### Exercise objective
Pictures stay out; everything else in the records below is copied exactly.

━━━━━━

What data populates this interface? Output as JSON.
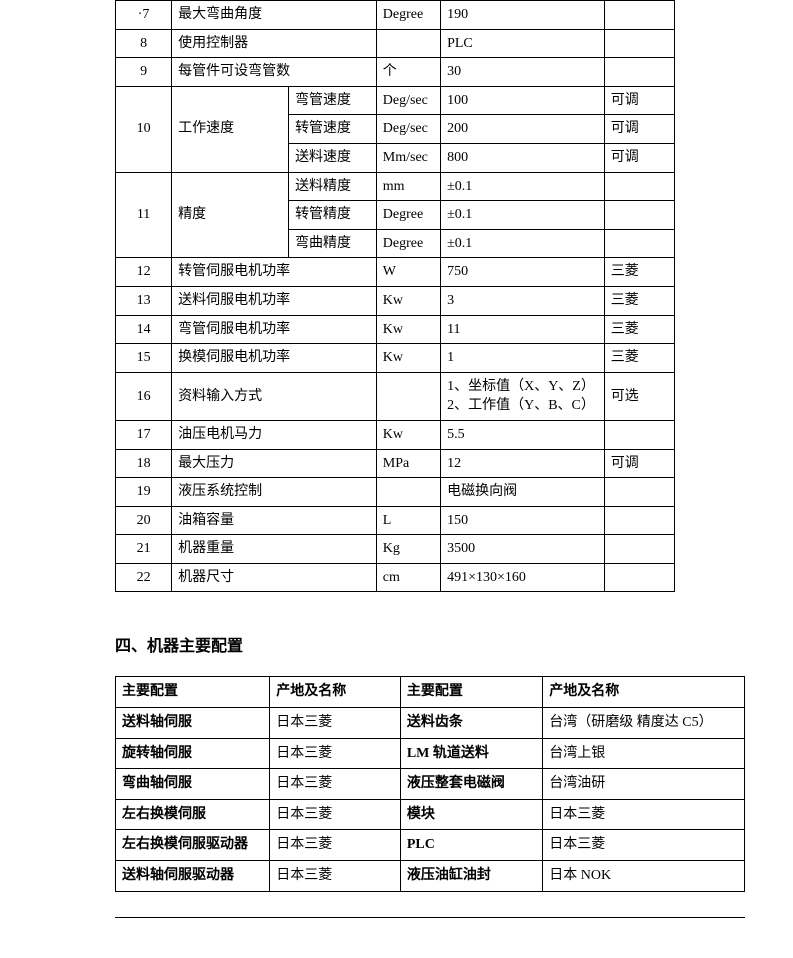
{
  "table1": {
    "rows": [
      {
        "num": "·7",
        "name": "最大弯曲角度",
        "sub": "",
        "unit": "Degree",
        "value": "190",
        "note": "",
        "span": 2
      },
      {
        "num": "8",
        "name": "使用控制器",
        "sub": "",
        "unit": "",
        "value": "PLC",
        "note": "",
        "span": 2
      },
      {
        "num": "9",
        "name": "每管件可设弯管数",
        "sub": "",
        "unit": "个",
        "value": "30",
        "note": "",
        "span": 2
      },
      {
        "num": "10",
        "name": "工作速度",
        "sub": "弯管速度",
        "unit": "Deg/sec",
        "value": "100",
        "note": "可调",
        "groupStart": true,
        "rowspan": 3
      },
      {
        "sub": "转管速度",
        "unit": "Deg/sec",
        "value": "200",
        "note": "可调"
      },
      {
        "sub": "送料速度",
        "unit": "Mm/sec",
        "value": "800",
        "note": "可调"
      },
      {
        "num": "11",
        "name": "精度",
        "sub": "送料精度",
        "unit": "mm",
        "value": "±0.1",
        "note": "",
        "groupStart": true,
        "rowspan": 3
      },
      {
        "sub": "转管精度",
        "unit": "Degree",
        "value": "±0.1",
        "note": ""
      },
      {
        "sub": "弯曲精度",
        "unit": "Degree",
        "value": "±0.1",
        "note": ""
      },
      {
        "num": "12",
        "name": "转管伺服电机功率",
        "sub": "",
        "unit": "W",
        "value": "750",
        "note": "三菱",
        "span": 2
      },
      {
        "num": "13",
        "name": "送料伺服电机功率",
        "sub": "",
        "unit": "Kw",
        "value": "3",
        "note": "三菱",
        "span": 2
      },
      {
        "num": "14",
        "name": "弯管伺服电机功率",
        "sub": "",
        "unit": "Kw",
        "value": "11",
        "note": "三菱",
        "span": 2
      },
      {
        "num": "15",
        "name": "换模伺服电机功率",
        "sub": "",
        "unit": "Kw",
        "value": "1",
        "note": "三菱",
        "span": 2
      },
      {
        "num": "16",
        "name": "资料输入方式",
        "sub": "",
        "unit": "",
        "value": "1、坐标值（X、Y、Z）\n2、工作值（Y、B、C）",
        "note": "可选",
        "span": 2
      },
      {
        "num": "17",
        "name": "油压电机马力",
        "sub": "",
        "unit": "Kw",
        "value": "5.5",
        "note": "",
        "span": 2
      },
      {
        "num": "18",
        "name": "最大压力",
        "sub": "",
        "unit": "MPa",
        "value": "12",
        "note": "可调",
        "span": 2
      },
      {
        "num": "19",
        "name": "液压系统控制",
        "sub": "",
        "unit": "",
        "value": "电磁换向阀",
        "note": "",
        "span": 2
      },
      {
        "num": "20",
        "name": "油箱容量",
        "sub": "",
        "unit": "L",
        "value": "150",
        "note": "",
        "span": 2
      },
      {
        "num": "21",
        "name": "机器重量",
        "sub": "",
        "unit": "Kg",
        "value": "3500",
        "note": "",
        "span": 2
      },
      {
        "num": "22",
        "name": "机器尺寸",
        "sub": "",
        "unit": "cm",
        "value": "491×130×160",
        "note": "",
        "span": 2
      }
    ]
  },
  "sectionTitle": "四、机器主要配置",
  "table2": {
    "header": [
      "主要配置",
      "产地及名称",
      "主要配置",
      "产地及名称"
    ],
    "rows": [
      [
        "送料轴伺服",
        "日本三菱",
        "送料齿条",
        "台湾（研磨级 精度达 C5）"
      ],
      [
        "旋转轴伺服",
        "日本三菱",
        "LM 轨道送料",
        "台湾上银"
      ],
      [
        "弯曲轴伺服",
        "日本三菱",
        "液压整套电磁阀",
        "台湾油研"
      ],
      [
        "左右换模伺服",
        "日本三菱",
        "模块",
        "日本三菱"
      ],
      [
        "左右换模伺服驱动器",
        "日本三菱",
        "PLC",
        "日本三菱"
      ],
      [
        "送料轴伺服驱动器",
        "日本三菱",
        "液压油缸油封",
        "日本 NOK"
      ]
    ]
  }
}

━━━━━━

### Expected output
What data populates this interface? Output as JSON.
{
  "table1": {
    "rows": [
      {
        "num": "·7",
        "name": "最大弯曲角度",
        "sub": "",
        "unit": "Degree",
        "value": "190",
        "note": "",
        "span": 2
      },
      {
        "num": "8",
        "name": "使用控制器",
        "sub": "",
        "unit": "",
        "value": "PLC",
        "note": "",
        "span": 2
      },
      {
        "num": "9",
        "name": "每管件可设弯管数",
        "sub": "",
        "unit": "个",
        "value": "30",
        "note": "",
        "span": 2
      },
      {
        "num": "10",
        "name": "工作速度",
        "sub": "弯管速度",
        "unit": "Deg/sec",
        "value": "100",
        "note": "可调",
        "groupStart": true,
        "rowspan": 3
      },
      {
        "sub": "转管速度",
        "unit": "Deg/sec",
        "value": "200",
        "note": "可调"
      },
      {
        "sub": "送料速度",
        "unit": "Mm/sec",
        "value": "800",
        "note": "可调"
      },
      {
        "num": "11",
        "name": "精度",
        "sub": "送料精度",
        "unit": "mm",
        "value": "±0.1",
        "note": "",
        "groupStart": true,
        "rowspan": 3
      },
      {
        "sub": "转管精度",
        "unit": "Degree",
        "value": "±0.1",
        "note": ""
      },
      {
        "sub": "弯曲精度",
        "unit": "Degree",
        "value": "±0.1",
        "note": ""
      },
      {
        "num": "12",
        "name": "转管伺服电机功率",
        "sub": "",
        "unit": "W",
        "value": "750",
        "note": "三菱",
        "span": 2
      },
      {
        "num": "13",
        "name": "送料伺服电机功率",
        "sub": "",
        "unit": "Kw",
        "value": "3",
        "note": "三菱",
        "span": 2
      },
      {
        "num": "14",
        "name": "弯管伺服电机功率",
        "sub": "",
        "unit": "Kw",
        "value": "11",
        "note": "三菱",
        "span": 2
      },
      {
        "num": "15",
        "name": "换模伺服电机功率",
        "sub": "",
        "unit": "Kw",
        "value": "1",
        "note": "三菱",
        "span": 2
      },
      {
        "num": "16",
        "name": "资料输入方式",
        "sub": "",
        "unit": "",
        "value": "1、坐标值（X、Y、Z）\n2、工作值（Y、B、C）",
        "note": "可选",
        "span": 2
      },
      {
        "num": "17",
        "name": "油压电机马力",
        "sub": "",
        "unit": "Kw",
        "value": "5.5",
        "note": "",
        "span": 2
      },
      {
        "num": "18",
        "name": "最大压力",
        "sub": "",
        "unit": "MPa",
        "value": "12",
        "note": "可调",
        "span": 2
      },
      {
        "num": "19",
        "name": "液压系统控制",
        "sub": "",
        "unit": "",
        "value": "电磁换向阀",
        "note": "",
        "span": 2
      },
      {
        "num": "20",
        "name": "油箱容量",
        "sub": "",
        "unit": "L",
        "value": "150",
        "note": "",
        "span": 2
      },
      {
        "num": "21",
        "name": "机器重量",
        "sub": "",
        "unit": "Kg",
        "value": "3500",
        "note": "",
        "span": 2
      },
      {
        "num": "22",
        "name": "机器尺寸",
        "sub": "",
        "unit": "cm",
        "value": "491×130×160",
        "note": "",
        "span": 2
      }
    ]
  },
  "sectionTitle": "四、机器主要配置",
  "table2": {
    "header": [
      "主要配置",
      "产地及名称",
      "主要配置",
      "产地及名称"
    ],
    "rows": [
      [
        "送料轴伺服",
        "日本三菱",
        "送料齿条",
        "台湾（研磨级 精度达 C5）"
      ],
      [
        "旋转轴伺服",
        "日本三菱",
        "LM 轨道送料",
        "台湾上银"
      ],
      [
        "弯曲轴伺服",
        "日本三菱",
        "液压整套电磁阀",
        "台湾油研"
      ],
      [
        "左右换模伺服",
        "日本三菱",
        "模块",
        "日本三菱"
      ],
      [
        "左右换模伺服驱动器",
        "日本三菱",
        "PLC",
        "日本三菱"
      ],
      [
        "送料轴伺服驱动器",
        "日本三菱",
        "液压油缸油封",
        "日本 NOK"
      ]
    ]
  }
}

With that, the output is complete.